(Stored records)
====================
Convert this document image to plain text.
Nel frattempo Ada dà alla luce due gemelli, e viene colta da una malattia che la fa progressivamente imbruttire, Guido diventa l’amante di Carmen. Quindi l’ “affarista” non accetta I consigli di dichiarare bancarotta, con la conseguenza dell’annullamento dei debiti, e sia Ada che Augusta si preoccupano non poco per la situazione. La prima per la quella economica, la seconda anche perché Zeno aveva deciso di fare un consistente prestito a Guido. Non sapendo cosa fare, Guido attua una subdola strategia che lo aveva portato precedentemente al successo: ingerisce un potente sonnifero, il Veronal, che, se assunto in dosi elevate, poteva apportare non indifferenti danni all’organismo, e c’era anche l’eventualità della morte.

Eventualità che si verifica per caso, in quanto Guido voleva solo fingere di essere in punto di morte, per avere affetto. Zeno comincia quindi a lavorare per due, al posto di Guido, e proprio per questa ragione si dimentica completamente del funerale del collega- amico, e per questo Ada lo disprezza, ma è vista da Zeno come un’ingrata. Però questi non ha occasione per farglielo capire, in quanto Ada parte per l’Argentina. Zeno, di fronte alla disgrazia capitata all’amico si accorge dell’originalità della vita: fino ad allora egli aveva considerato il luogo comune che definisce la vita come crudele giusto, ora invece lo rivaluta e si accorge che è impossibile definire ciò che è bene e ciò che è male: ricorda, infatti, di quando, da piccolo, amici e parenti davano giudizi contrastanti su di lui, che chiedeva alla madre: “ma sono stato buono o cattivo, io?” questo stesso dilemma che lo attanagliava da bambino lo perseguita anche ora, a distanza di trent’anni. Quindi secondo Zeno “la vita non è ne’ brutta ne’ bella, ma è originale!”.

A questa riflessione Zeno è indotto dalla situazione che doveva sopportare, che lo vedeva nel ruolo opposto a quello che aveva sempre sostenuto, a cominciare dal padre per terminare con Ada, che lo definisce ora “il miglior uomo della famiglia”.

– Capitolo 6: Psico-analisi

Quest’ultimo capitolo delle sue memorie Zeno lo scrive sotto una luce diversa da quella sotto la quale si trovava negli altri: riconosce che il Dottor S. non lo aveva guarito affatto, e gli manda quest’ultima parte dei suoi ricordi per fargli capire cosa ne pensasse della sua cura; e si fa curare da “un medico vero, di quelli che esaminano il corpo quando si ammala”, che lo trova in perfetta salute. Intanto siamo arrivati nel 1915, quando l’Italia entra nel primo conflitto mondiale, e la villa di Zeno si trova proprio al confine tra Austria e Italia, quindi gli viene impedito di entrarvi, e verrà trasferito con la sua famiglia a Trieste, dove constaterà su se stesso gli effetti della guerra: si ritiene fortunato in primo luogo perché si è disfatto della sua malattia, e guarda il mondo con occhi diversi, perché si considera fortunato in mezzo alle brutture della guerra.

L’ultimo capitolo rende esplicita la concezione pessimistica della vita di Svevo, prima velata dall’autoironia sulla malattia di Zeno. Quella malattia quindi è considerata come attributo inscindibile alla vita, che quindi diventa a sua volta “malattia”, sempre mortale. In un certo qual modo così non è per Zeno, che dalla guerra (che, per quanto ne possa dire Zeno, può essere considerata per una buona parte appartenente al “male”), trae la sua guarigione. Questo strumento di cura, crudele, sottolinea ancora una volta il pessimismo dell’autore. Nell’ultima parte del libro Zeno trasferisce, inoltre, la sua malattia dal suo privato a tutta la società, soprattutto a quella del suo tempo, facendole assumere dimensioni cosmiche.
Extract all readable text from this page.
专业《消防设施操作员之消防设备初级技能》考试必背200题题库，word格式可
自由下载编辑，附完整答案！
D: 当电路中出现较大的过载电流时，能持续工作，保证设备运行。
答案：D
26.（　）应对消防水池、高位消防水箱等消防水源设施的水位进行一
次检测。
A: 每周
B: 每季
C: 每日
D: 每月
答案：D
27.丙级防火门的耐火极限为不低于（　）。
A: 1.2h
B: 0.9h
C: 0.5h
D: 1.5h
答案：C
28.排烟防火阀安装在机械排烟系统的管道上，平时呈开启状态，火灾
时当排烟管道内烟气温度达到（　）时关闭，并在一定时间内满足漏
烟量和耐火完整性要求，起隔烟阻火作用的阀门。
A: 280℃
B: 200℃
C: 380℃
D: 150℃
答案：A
====================
▶ **What the task asks**
Only those lines running from the one containing "Extract all readable text from this page." through the last line of the data above are to be copied, exactly, with both ends included.

▶ **Task solution**
Extract all readable text from this page.
专业《消防设施操作员之消防设备初级技能》考试必背200题题库，word格式可
自由下载编辑，附完整答案！
D: 当电路中出现较大的过载电流时，能持续工作，保证设备运行。
答案：D
26.（　）应对消防水池、高位消防水箱等消防水源设施的水位进行一
次检测。
A: 每周
B: 每季
C: 每日
D: 每月
答案：D
27.丙级防火门的耐火极限为不低于（　）。
A: 1.2h
B: 0.9h
C: 0.5h
D: 1.5h
答案：C
28.排烟防火阀安装在机械排烟系统的管道上，平时呈开启状态，火灾
时当排烟管道内烟气温度达到（　）时关闭，并在一定时间内满足漏
烟量和耐火完整性要求，起隔烟阻火作用的阀门。
A: 280℃
B: 200℃
C: 380℃
D: 150℃
答案：A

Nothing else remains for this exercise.